What to work on:
Retype the records that come next, word for word.

The records:
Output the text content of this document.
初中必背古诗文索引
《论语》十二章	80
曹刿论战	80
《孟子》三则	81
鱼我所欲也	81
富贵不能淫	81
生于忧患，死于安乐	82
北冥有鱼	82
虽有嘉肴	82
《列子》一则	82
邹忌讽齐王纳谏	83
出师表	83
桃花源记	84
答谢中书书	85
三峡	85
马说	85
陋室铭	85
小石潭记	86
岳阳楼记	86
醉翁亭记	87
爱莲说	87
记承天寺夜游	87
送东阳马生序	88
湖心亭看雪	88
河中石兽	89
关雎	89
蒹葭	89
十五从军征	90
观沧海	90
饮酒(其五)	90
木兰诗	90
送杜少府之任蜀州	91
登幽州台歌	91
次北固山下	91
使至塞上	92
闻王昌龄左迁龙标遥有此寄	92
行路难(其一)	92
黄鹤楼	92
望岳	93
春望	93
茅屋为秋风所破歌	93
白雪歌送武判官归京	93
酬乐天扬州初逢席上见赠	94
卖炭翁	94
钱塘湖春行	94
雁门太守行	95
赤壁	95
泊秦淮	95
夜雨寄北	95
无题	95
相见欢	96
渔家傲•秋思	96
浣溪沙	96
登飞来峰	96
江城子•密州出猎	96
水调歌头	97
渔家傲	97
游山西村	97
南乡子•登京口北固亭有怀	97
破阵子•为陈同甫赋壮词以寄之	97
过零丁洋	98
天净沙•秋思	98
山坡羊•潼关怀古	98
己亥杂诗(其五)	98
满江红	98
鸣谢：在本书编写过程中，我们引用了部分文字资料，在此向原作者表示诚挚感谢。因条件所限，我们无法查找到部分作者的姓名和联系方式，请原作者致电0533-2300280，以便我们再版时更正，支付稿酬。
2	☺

Output of the exercise:
Output the text content of this document.
初中必背古诗文索引
《论语》十二章	80
曹刿论战	80
《孟子》三则	81
鱼我所欲也	81
富贵不能淫	81
生于忧患，死于安乐	82
北冥有鱼	82
虽有嘉肴	82
《列子》一则	82
邹忌讽齐王纳谏	83
出师表	83
桃花源记	84
答谢中书书	85
三峡	85
马说	85
陋室铭	85
小石潭记	86
岳阳楼记	86
醉翁亭记	87
爱莲说	87
记承天寺夜游	87
送东阳马生序	88
湖心亭看雪	88
河中石兽	89
关雎	89
蒹葭	89
十五从军征	90
观沧海	90
饮酒(其五)	90
木兰诗	90
送杜少府之任蜀州	91
登幽州台歌	91
次北固山下	91
使至塞上	92
闻王昌龄左迁龙标遥有此寄	92
行路难(其一)	92
黄鹤楼	92
望岳	93
春望	93
茅屋为秋风所破歌	93
白雪歌送武判官归京	93
酬乐天扬州初逢席上见赠	94
卖炭翁	94
钱塘湖春行	94
雁门太守行	95
赤壁	95
泊秦淮	95
夜雨寄北	95
无题	95
相见欢	96
渔家傲•秋思	96
浣溪沙	96
登飞来峰	96
江城子•密州出猎	96
水调歌头	97
渔家傲	97
游山西村	97
南乡子•登京口北固亭有怀	97
破阵子•为陈同甫赋壮词以寄之	97
过零丁洋	98
天净沙•秋思	98
山坡羊•潼关怀古	98
己亥杂诗(其五)	98
满江红	98
鸣谢：在本书编写过程中，我们引用了部分文字资料，在此向原作者表示诚挚感谢。因条件所限，我们无法查找到部分作者的姓名和联系方式，请原作者致电0533-2300280，以便我们再版时更正，支付稿酬。
2	☺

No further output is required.